## INSTRUCTION
Below are some records; retype all of them exactly.

## SUPPLIED RECORDS
►
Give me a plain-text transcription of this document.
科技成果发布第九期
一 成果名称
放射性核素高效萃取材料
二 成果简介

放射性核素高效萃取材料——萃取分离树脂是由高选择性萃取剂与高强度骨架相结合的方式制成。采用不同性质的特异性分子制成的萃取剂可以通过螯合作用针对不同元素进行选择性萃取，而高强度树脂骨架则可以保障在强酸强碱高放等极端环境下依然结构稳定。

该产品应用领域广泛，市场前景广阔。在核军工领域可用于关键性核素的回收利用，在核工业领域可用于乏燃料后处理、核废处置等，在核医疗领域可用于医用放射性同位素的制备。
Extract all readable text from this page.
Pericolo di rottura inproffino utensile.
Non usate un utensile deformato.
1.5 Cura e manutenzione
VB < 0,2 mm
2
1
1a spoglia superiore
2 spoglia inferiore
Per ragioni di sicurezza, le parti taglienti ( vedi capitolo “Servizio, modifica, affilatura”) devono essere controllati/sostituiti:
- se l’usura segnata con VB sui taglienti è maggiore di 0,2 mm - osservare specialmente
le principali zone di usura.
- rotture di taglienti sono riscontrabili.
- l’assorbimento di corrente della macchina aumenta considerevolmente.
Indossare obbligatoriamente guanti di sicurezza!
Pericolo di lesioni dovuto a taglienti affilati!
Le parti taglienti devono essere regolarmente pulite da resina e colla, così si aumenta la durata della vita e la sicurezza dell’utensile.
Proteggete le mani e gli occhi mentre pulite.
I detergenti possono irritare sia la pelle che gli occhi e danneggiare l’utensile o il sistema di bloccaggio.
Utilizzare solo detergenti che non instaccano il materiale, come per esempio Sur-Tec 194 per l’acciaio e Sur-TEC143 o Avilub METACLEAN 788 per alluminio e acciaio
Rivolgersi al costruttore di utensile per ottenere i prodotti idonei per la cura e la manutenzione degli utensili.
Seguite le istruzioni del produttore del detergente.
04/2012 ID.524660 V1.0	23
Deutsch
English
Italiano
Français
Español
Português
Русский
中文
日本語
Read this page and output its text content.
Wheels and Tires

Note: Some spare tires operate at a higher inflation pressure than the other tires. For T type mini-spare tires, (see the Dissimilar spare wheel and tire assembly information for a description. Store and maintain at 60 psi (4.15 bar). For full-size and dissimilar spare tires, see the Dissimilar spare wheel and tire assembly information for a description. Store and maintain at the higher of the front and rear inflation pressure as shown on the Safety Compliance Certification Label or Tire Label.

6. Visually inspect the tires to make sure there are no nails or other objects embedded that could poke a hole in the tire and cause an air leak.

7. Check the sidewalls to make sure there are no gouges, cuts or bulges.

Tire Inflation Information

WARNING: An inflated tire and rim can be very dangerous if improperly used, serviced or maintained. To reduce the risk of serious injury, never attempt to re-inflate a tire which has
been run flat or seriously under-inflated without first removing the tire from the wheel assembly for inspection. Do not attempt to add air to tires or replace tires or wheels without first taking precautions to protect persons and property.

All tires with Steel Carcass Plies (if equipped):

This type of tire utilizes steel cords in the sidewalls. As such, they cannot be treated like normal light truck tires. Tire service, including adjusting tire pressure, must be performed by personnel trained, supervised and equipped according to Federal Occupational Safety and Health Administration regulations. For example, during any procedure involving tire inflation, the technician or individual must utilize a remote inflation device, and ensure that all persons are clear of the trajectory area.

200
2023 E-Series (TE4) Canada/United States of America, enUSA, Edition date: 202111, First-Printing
◄
## FULL OUTPUT
Give me a plain-text transcription of this document.
科技成果发布第九期
一 成果名称
放射性核素高效萃取材料
二 成果简介

放射性核素高效萃取材料——萃取分离树脂是由高选择性萃取剂与高强度骨架相结合的方式制成。采用不同性质的特异性分子制成的萃取剂可以通过螯合作用针对不同元素进行选择性萃取，而高强度树脂骨架则可以保障在强酸强碱高放等极端环境下依然结构稳定。

该产品应用领域广泛，市场前景广阔。在核军工领域可用于关键性核素的回收利用，在核工业领域可用于乏燃料后处理、核废处置等，在核医疗领域可用于医用放射性同位素的制备。
Extract all readable text from this page.
Pericolo di rottura inproffino utensile.
Non usate un utensile deformato.
1.5 Cura e manutenzione
VB < 0,2 mm
2
1
1a spoglia superiore
2 spoglia inferiore
Per ragioni di sicurezza, le parti taglienti ( vedi capitolo “Servizio, modifica, affilatura”) devono essere controllati/sostituiti:
- se l’usura segnata con VB sui taglienti è maggiore di 0,2 mm - osservare specialmente
le principali zone di usura.
- rotture di taglienti sono riscontrabili.
- l’assorbimento di corrente della macchina aumenta considerevolmente.
Indossare obbligatoriamente guanti di sicurezza!
Pericolo di lesioni dovuto a taglienti affilati!
Le parti taglienti devono essere regolarmente pulite da resina e colla, così si aumenta la durata della vita e la sicurezza dell’utensile.
Proteggete le mani e gli occhi mentre pulite.
I detergenti possono irritare sia la pelle che gli occhi e danneggiare l’utensile o il sistema di bloccaggio.
Utilizzare solo detergenti che non instaccano il materiale, come per esempio Sur-Tec 194 per l’acciaio e Sur-TEC143 o Avilub METACLEAN 788 per alluminio e acciaio
Rivolgersi al costruttore di utensile per ottenere i prodotti idonei per la cura e la manutenzione degli utensili.
Seguite le istruzioni del produttore del detergente.
04/2012 ID.524660 V1.0	23
Deutsch
English
Italiano
Français
Español
Português
Русский
中文
日本語
Read this page and output its text content.
Wheels and Tires

Note: Some spare tires operate at a higher inflation pressure than the other tires. For T type mini-spare tires, (see the Dissimilar spare wheel and tire assembly information for a description. Store and maintain at 60 psi (4.15 bar). For full-size and dissimilar spare tires, see the Dissimilar spare wheel and tire assembly information for a description. Store and maintain at the higher of the front and rear inflation pressure as shown on the Safety Compliance Certification Label or Tire Label.

6. Visually inspect the tires to make sure there are no nails or other objects embedded that could poke a hole in the tire and cause an air leak.

7. Check the sidewalls to make sure there are no gouges, cuts or bulges.

Tire Inflation Information

WARNING: An inflated tire and rim can be very dangerous if improperly used, serviced or maintained. To reduce the risk of serious injury, never attempt to re-inflate a tire which has
been run flat or seriously under-inflated without first removing the tire from the wheel assembly for inspection. Do not attempt to add air to tires or replace tires or wheels without first taking precautions to protect persons and property.

All tires with Steel Carcass Plies (if equipped):

This type of tire utilizes steel cords in the sidewalls. As such, they cannot be treated like normal light truck tires. Tire service, including adjusting tire pressure, must be performed by personnel trained, supervised and equipped according to Federal Occupational Safety and Health Administration regulations. For example, during any procedure involving tire inflation, the technician or individual must utilize a remote inflation device, and ensure that all persons are clear of the trajectory area.

200
2023 E-Series (TE4) Canada/United States of America, enUSA, Edition date: 202111, First-Printing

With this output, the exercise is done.